WHAT IS ASKED:
Return each line holding the string "automne".

DATASET RECORDS:
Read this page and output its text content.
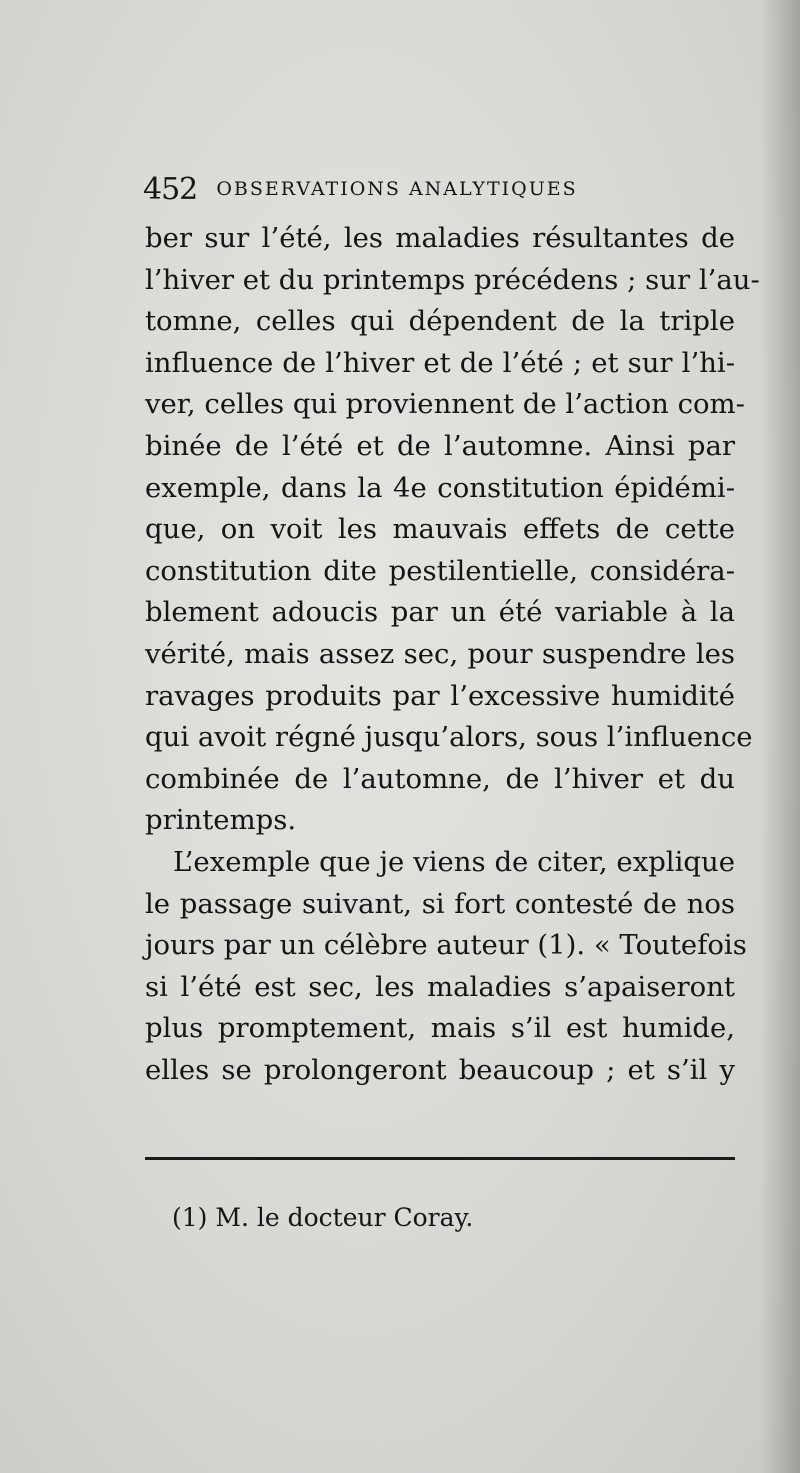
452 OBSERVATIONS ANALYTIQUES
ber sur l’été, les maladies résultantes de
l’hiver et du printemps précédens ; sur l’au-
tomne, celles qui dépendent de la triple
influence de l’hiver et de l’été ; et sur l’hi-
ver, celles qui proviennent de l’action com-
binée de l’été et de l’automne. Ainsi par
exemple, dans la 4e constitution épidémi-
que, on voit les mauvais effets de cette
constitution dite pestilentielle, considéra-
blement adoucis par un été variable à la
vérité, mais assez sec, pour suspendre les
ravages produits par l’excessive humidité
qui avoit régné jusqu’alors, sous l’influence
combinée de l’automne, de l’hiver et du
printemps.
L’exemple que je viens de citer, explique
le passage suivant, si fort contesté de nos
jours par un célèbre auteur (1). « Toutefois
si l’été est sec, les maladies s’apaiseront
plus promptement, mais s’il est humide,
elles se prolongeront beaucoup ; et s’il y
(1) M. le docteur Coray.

ANSWER IN FULL:
binée de l’été et de l’automne. Ainsi par
combinée de l’automne, de l’hiver et du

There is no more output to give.